Records of where elements appear:
····················

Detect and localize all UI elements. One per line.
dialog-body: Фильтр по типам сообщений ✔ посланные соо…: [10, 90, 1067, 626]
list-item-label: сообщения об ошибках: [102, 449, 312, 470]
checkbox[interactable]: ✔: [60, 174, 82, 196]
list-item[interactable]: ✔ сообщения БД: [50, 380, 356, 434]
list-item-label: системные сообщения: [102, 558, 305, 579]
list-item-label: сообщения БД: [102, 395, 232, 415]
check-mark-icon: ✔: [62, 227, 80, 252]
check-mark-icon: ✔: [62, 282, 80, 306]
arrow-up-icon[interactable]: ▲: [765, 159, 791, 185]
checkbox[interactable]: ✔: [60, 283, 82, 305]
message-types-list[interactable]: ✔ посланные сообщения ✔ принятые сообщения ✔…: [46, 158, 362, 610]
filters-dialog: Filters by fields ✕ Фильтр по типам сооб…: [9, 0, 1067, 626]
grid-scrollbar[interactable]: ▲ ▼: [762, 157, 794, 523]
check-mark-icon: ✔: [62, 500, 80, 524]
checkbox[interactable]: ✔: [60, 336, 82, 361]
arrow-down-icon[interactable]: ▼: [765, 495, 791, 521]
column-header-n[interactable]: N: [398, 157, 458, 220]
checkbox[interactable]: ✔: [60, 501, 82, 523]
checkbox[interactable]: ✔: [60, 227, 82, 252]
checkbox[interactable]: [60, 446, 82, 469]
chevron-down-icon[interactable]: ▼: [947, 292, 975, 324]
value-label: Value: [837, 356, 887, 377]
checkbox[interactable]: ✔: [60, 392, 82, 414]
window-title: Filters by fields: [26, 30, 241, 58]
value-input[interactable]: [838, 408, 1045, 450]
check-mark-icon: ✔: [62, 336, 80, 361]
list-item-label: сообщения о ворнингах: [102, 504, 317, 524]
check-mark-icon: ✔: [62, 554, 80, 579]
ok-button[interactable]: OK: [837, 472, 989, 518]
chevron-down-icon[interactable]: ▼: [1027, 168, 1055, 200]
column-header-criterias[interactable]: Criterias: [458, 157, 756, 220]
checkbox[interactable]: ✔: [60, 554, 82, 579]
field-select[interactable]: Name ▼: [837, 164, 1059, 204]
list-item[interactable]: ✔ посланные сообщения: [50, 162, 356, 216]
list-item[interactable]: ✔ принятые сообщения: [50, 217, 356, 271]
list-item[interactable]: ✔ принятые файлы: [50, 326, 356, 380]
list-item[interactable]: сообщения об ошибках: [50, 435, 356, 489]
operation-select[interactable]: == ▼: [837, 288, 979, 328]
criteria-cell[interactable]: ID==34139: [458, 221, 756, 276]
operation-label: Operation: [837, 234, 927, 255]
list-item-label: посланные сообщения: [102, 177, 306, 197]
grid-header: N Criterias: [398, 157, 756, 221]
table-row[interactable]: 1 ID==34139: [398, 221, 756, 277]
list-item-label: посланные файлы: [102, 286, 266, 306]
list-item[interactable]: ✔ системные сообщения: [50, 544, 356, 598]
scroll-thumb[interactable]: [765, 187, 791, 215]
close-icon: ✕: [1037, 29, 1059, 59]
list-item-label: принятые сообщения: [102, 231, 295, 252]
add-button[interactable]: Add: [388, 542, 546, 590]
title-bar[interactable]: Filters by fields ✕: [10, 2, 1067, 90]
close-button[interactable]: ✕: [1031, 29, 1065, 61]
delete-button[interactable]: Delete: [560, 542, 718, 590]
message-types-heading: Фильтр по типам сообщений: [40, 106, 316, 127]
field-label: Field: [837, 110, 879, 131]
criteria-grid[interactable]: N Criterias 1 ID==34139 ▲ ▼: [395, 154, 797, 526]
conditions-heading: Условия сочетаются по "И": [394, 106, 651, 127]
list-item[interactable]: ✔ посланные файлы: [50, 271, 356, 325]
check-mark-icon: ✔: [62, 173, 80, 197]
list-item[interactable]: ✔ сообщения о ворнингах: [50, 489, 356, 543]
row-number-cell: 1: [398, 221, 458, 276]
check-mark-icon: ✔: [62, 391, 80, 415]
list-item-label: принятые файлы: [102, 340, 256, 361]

····················

◆ EXERCISE DETAILS ◆
Convert every one of the lines above into a JSON list of strings, one string per line, leaving out any blank lines.

◆ RESULT OF THIS EXERCISE ◆
[
  "Detect and localize all UI elements. One per line.",
  "dialog-body: Фильтр по типам сообщений ✔ посланные соо…: [10, 90, 1067, 626]",
  "list-item-label: сообщения об ошибках: [102, 449, 312, 470]",
  "checkbox[interactable]: ✔: [60, 174, 82, 196]",
  "list-item[interactable]: ✔ сообщения БД: [50, 380, 356, 434]",
  "list-item-label: системные сообщения: [102, 558, 305, 579]",
  "list-item-label: сообщения БД: [102, 395, 232, 415]",
  "check-mark-icon: ✔: [62, 227, 80, 252]",
  "check-mark-icon: ✔: [62, 282, 80, 306]",
  "arrow-up-icon[interactable]: ▲: [765, 159, 791, 185]",
  "checkbox[interactable]: ✔: [60, 283, 82, 305]",
  "message-types-list[interactable]: ✔ посланные сообщения ✔ принятые сообщения ✔…: [46, 158, 362, 610]",
  "filters-dialog: Filters by fields ✕ Фильтр по типам сооб…: [9, 0, 1067, 626]",
  "grid-scrollbar[interactable]: ▲ ▼: [762, 157, 794, 523]",
  "check-mark-icon: ✔: [62, 500, 80, 524]",
  "checkbox[interactable]: ✔: [60, 336, 82, 361]",
  "arrow-down-icon[interactable]: ▼: [765, 495, 791, 521]",
  "column-header-n[interactable]: N: [398, 157, 458, 220]",
  "checkbox[interactable]: ✔: [60, 501, 82, 523]",
  "checkbox[interactable]: ✔: [60, 227, 82, 252]",
  "checkbox[interactable]: [60, 446, 82, 469]",
  "chevron-down-icon[interactable]: ▼: [947, 292, 975, 324]",
  "value-label: Value: [837, 356, 887, 377]",
  "checkbox[interactable]: ✔: [60, 392, 82, 414]",
  "window-title: Filters by fields: [26, 30, 241, 58]",
  "value-input[interactable]: [838, 408, 1045, 450]",
  "check-mark-icon: ✔: [62, 336, 80, 361]",
  "list-item-label: сообщения о ворнингах: [102, 504, 317, 524]",
  "check-mark-icon: ✔: [62, 554, 80, 579]",
  "ok-button[interactable]: OK: [837, 472, 989, 518]",
  "chevron-down-icon[interactable]: ▼: [1027, 168, 1055, 200]",
  "column-header-criterias[interactable]: Criterias: [458, 157, 756, 220]",
  "checkbox[interactable]: ✔: [60, 554, 82, 579]",
  "field-select[interactable]: Name ▼: [837, 164, 1059, 204]",
  "list-item[interactable]: ✔ посланные сообщения: [50, 162, 356, 216]",
  "list-item[interactable]: ✔ принятые сообщения: [50, 217, 356, 271]",
  "list-item[interactable]: ✔ принятые файлы: [50, 326, 356, 380]",
  "list-item[interactable]: сообщения об ошибках: [50, 435, 356, 489]",
  "operation-select[interactable]: == ▼: [837, 288, 979, 328]",
  "criteria-cell[interactable]: ID==34139: [458, 221, 756, 276]",
  "operation-label: Operation: [837, 234, 927, 255]",
  "list-item-label: посланные сообщения: [102, 177, 306, 197]",
  "grid-header: N Criterias: [398, 157, 756, 221]",
  "table-row[interactable]: 1 ID==34139: [398, 221, 756, 277]",
  "list-item-label: посланные файлы: [102, 286, 266, 306]",
  "list-item[interactable]: ✔ системные сообщения: [50, 544, 356, 598]",
  "scroll-thumb[interactable]: [765, 187, 791, 215]",
  "close-icon: ✕: [1037, 29, 1059, 59]",
  "list-item-label: принятые сообщения: [102, 231, 295, 252]",
  "add-button[interactable]: Add: [388, 542, 546, 590]",
  "title-bar[interactable]: Filters by fields ✕: [10, 2, 1067, 90]",
  "close-button[interactable]: ✕: [1031, 29, 1065, 61]",
  "delete-button[interactable]: Delete: [560, 542, 718, 590]",
  "message-types-heading: Фильтр по типам сообщений: [40, 106, 316, 127]",
  "field-label: Field: [837, 110, 879, 131]",
  "criteria-grid[interactable]: N Criterias 1 ID==34139 ▲ ▼: [395, 154, 797, 526]",
  "conditions-heading: Условия сочетаются по \"И\": [394, 106, 651, 127]",
  "list-item[interactable]: ✔ посланные файлы: [50, 271, 356, 325]",
  "check-mark-icon: ✔: [62, 173, 80, 197]",
  "list-item[interactable]: ✔ сообщения о ворнингах: [50, 489, 356, 543]",
  "row-number-cell: 1: [398, 221, 458, 276]",
  "check-mark-icon: ✔: [62, 391, 80, 415]",
  "list-item-label: принятые файлы: [102, 340, 256, 361]"
]